PROBLEM TO WORK ON: Can you give all the records again without altering a single character?

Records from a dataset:

-.-.-

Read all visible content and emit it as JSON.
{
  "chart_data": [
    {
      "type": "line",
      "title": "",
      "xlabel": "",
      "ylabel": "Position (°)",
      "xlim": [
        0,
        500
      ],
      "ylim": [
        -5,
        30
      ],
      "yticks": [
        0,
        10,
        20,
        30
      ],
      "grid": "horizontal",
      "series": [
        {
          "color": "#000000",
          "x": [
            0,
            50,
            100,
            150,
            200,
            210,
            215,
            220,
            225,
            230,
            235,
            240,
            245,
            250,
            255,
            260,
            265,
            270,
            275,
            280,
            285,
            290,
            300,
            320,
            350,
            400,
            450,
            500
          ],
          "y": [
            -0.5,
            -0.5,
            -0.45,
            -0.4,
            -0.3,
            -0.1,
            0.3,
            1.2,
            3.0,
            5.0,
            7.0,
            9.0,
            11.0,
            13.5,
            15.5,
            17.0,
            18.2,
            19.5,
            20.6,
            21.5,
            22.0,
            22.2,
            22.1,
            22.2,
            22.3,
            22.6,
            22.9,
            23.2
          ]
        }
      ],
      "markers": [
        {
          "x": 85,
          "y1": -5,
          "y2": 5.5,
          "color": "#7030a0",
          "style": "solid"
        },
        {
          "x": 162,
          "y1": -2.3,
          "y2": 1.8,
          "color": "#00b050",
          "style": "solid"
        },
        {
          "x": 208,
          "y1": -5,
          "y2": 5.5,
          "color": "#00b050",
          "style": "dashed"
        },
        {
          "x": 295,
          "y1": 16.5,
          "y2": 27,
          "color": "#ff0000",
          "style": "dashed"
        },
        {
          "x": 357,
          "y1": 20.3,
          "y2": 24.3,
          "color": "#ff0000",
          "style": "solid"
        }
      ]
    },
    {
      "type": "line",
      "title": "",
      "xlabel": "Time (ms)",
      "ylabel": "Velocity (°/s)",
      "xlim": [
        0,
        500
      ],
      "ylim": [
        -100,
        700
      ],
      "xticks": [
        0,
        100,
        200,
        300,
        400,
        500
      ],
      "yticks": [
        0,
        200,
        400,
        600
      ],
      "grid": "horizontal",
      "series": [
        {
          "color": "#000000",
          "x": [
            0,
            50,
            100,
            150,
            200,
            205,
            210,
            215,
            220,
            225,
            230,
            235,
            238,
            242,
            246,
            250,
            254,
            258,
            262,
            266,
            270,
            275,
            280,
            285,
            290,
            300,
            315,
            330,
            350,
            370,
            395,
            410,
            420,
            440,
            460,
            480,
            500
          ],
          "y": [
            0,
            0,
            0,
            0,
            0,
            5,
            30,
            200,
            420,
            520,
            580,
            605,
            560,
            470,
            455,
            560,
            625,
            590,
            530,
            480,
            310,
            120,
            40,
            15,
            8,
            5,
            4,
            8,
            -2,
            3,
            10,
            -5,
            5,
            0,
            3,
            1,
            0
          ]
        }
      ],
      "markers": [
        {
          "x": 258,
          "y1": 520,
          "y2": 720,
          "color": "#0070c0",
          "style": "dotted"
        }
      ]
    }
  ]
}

-.-.-

ANSWER TO THIS EXERCISE:
Read all visible content and emit it as JSON.
{
  "chart_data": [
    {
      "type": "line",
      "title": "",
      "xlabel": "",
      "ylabel": "Position (°)",
      "xlim": [
        0,
        500
      ],
      "ylim": [
        -5,
        30
      ],
      "yticks": [
        0,
        10,
        20,
        30
      ],
      "grid": "horizontal",
      "series": [
        {
          "color": "#000000",
          "x": [
            0,
            50,
            100,
            150,
            200,
            210,
            215,
            220,
            225,
            230,
            235,
            240,
            245,
            250,
            255,
            260,
            265,
            270,
            275,
            280,
            285,
            290,
            300,
            320,
            350,
            400,
            450,
            500
          ],
          "y": [
            -0.5,
            -0.5,
            -0.45,
            -0.4,
            -0.3,
            -0.1,
            0.3,
            1.2,
            3.0,
            5.0,
            7.0,
            9.0,
            11.0,
            13.5,
            15.5,
            17.0,
            18.2,
            19.5,
            20.6,
            21.5,
            22.0,
            22.2,
            22.1,
            22.2,
            22.3,
            22.6,
            22.9,
            23.2
          ]
        }
      ],
      "markers": [
        {
          "x": 85,
          "y1": -5,
          "y2": 5.5,
          "color": "#7030a0",
          "style": "solid"
        },
        {
          "x": 162,
          "y1": -2.3,
          "y2": 1.8,
          "color": "#00b050",
          "style": "solid"
        },
        {
          "x": 208,
          "y1": -5,
          "y2": 5.5,
          "color": "#00b050",
          "style": "dashed"
        },
        {
          "x": 295,
          "y1": 16.5,
          "y2": 27,
          "color": "#ff0000",
          "style": "dashed"
        },
        {
          "x": 357,
          "y1": 20.3,
          "y2": 24.3,
          "color": "#ff0000",
          "style": "solid"
        }
      ]
    },
    {
      "type": "line",
      "title": "",
      "xlabel": "Time (ms)",
      "ylabel": "Velocity (°/s)",
      "xlim": [
        0,
        500
      ],
      "ylim": [
        -100,
        700
      ],
      "xticks": [
        0,
        100,
        200,
        300,
        400,
        500
      ],
      "yticks": [
        0,
        200,
        400,
        600
      ],
      "grid": "horizontal",
      "series": [
        {
          "color": "#000000",
          "x": [
            0,
            50,
            100,
            150,
            200,
            205,
            210,
            215,
            220,
            225,
            230,
            235,
            238,
            242,
            246,
            250,
            254,
            258,
            262,
            266,
            270,
            275,
            280,
            285,
            290,
            300,
            315,
            330,
            350,
            370,
            395,
            410,
            420,
            440,
            460,
            480,
            500
          ],
          "y": [
            0,
            0,
            0,
            0,
            0,
            5,
            30,
            200,
            420,
            520,
            580,
            605,
            560,
            470,
            455,
            560,
            625,
            590,
            530,
            480,
            310,
            120,
            40,
            15,
            8,
            5,
            4,
            8,
            -2,
            3,
            10,
            -5,
            5,
            0,
            3,
            1,
            0
          ]
        }
      ],
      "markers": [
        {
          "x": 258,
          "y1": 520,
          "y2": 720,
          "color": "#0070c0",
          "style": "dotted"
        }
      ]
    }
  ]
}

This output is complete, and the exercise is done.